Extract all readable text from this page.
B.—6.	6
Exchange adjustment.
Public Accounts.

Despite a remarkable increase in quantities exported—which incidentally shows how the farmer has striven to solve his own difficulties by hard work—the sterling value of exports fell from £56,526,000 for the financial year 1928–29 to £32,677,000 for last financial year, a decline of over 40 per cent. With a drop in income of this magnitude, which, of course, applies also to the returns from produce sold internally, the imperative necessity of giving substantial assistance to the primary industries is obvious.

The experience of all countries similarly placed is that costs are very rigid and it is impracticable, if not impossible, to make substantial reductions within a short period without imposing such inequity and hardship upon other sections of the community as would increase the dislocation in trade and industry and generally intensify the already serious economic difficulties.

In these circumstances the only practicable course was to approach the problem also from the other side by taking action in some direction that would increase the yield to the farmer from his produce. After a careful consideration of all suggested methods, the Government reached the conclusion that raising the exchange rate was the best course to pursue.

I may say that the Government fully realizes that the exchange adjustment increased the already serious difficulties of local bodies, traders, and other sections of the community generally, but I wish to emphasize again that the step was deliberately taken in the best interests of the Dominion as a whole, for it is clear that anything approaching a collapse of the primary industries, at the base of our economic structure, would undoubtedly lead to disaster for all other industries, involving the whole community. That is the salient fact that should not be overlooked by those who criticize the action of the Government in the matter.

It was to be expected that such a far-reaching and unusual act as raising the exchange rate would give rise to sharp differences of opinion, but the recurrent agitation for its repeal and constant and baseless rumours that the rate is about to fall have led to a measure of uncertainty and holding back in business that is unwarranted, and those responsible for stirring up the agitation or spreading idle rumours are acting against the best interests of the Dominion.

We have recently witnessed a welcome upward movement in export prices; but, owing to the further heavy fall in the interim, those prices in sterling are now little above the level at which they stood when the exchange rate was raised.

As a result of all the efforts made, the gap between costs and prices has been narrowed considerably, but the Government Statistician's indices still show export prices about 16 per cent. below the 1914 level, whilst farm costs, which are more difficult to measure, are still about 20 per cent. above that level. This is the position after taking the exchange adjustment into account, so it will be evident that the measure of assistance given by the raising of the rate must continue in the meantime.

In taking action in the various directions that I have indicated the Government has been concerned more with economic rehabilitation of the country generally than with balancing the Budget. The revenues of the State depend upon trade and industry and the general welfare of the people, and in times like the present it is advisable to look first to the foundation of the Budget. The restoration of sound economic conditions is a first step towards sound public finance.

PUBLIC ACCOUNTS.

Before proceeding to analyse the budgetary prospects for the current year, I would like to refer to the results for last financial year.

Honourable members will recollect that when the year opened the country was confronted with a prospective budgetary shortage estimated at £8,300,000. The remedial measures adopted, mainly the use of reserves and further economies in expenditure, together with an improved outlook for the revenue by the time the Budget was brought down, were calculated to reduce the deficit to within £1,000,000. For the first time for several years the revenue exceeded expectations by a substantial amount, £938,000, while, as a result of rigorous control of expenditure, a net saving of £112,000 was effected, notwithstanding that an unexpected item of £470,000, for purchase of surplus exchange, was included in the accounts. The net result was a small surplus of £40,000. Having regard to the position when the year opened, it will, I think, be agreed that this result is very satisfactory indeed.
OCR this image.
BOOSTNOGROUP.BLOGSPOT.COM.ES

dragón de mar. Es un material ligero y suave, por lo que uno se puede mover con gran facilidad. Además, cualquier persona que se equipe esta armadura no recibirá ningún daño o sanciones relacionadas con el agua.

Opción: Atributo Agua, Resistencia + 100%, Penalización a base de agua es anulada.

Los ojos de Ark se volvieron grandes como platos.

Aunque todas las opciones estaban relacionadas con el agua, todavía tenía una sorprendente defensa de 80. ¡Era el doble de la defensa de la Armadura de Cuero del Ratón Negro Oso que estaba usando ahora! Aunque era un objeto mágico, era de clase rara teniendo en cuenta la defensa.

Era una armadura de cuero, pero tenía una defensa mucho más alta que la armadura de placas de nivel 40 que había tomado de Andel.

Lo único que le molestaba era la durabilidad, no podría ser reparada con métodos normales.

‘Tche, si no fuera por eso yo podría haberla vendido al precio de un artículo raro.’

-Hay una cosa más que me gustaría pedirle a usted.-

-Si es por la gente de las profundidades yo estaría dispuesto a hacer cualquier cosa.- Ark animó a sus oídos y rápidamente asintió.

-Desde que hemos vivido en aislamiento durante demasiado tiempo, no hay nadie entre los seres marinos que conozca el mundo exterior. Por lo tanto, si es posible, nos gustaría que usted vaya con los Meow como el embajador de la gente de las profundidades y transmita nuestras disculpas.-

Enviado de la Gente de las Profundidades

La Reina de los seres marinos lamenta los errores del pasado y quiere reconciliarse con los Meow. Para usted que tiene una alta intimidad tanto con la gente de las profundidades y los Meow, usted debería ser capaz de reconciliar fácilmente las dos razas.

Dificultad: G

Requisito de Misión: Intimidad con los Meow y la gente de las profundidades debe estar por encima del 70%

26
::::::::
— Task goal —
Reproduce the material above exactly; please quote every line of it.

— Solved exercise —
Extract all readable text from this page.
B.—6.	6
Exchange adjustment.
Public Accounts.

Despite a remarkable increase in quantities exported—which incidentally shows how the farmer has striven to solve his own difficulties by hard work—the sterling value of exports fell from £56,526,000 for the financial year 1928–29 to £32,677,000 for last financial year, a decline of over 40 per cent. With a drop in income of this magnitude, which, of course, applies also to the returns from produce sold internally, the imperative necessity of giving substantial assistance to the primary industries is obvious.

The experience of all countries similarly placed is that costs are very rigid and it is impracticable, if not impossible, to make substantial reductions within a short period without imposing such inequity and hardship upon other sections of the community as would increase the dislocation in trade and industry and generally intensify the already serious economic difficulties.

In these circumstances the only practicable course was to approach the problem also from the other side by taking action in some direction that would increase the yield to the farmer from his produce. After a careful consideration of all suggested methods, the Government reached the conclusion that raising the exchange rate was the best course to pursue.

I may say that the Government fully realizes that the exchange adjustment increased the already serious difficulties of local bodies, traders, and other sections of the community generally, but I wish to emphasize again that the step was deliberately taken in the best interests of the Dominion as a whole, for it is clear that anything approaching a collapse of the primary industries, at the base of our economic structure, would undoubtedly lead to disaster for all other industries, involving the whole community. That is the salient fact that should not be overlooked by those who criticize the action of the Government in the matter.

It was to be expected that such a far-reaching and unusual act as raising the exchange rate would give rise to sharp differences of opinion, but the recurrent agitation for its repeal and constant and baseless rumours that the rate is about to fall have led to a measure of uncertainty and holding back in business that is unwarranted, and those responsible for stirring up the agitation or spreading idle rumours are acting against the best interests of the Dominion.

We have recently witnessed a welcome upward movement in export prices; but, owing to the further heavy fall in the interim, those prices in sterling are now little above the level at which they stood when the exchange rate was raised.

As a result of all the efforts made, the gap between costs and prices has been narrowed considerably, but the Government Statistician's indices still show export prices about 16 per cent. below the 1914 level, whilst farm costs, which are more difficult to measure, are still about 20 per cent. above that level. This is the position after taking the exchange adjustment into account, so it will be evident that the measure of assistance given by the raising of the rate must continue in the meantime.

In taking action in the various directions that I have indicated the Government has been concerned more with economic rehabilitation of the country generally than with balancing the Budget. The revenues of the State depend upon trade and industry and the general welfare of the people, and in times like the present it is advisable to look first to the foundation of the Budget. The restoration of sound economic conditions is a first step towards sound public finance.

PUBLIC ACCOUNTS.

Before proceeding to analyse the budgetary prospects for the current year, I would like to refer to the results for last financial year.

Honourable members will recollect that when the year opened the country was confronted with a prospective budgetary shortage estimated at £8,300,000. The remedial measures adopted, mainly the use of reserves and further economies in expenditure, together with an improved outlook for the revenue by the time the Budget was brought down, were calculated to reduce the deficit to within £1,000,000. For the first time for several years the revenue exceeded expectations by a substantial amount, £938,000, while, as a result of rigorous control of expenditure, a net saving of £112,000 was effected, notwithstanding that an unexpected item of £470,000, for purchase of surplus exchange, was included in the accounts. The net result was a small surplus of £40,000. Having regard to the position when the year opened, it will, I think, be agreed that this result is very satisfactory indeed.
OCR this image.
BOOSTNOGROUP.BLOGSPOT.COM.ES

dragón de mar. Es un material ligero y suave, por lo que uno se puede mover con gran facilidad. Además, cualquier persona que se equipe esta armadura no recibirá ningún daño o sanciones relacionadas con el agua.

Opción: Atributo Agua, Resistencia + 100%, Penalización a base de agua es anulada.

Los ojos de Ark se volvieron grandes como platos.

Aunque todas las opciones estaban relacionadas con el agua, todavía tenía una sorprendente defensa de 80. ¡Era el doble de la defensa de la Armadura de Cuero del Ratón Negro Oso que estaba usando ahora! Aunque era un objeto mágico, era de clase rara teniendo en cuenta la defensa.

Era una armadura de cuero, pero tenía una defensa mucho más alta que la armadura de placas de nivel 40 que había tomado de Andel.

Lo único que le molestaba era la durabilidad, no podría ser reparada con métodos normales.

‘Tche, si no fuera por eso yo podría haberla vendido al precio de un artículo raro.’

-Hay una cosa más que me gustaría pedirle a usted.-

-Si es por la gente de las profundidades yo estaría dispuesto a hacer cualquier cosa.- Ark animó a sus oídos y rápidamente asintió.

-Desde que hemos vivido en aislamiento durante demasiado tiempo, no hay nadie entre los seres marinos que conozca el mundo exterior. Por lo tanto, si es posible, nos gustaría que usted vaya con los Meow como el embajador de la gente de las profundidades y transmita nuestras disculpas.-

Enviado de la Gente de las Profundidades

La Reina de los seres marinos lamenta los errores del pasado y quiere reconciliarse con los Meow. Para usted que tiene una alta intimidad tanto con la gente de las profundidades y los Meow, usted debería ser capaz de reconciliar fácilmente las dos razas.

Dificultad: G

Requisito de Misión: Intimidad con los Meow y la gente de las profundidades debe estar por encima del 70%

26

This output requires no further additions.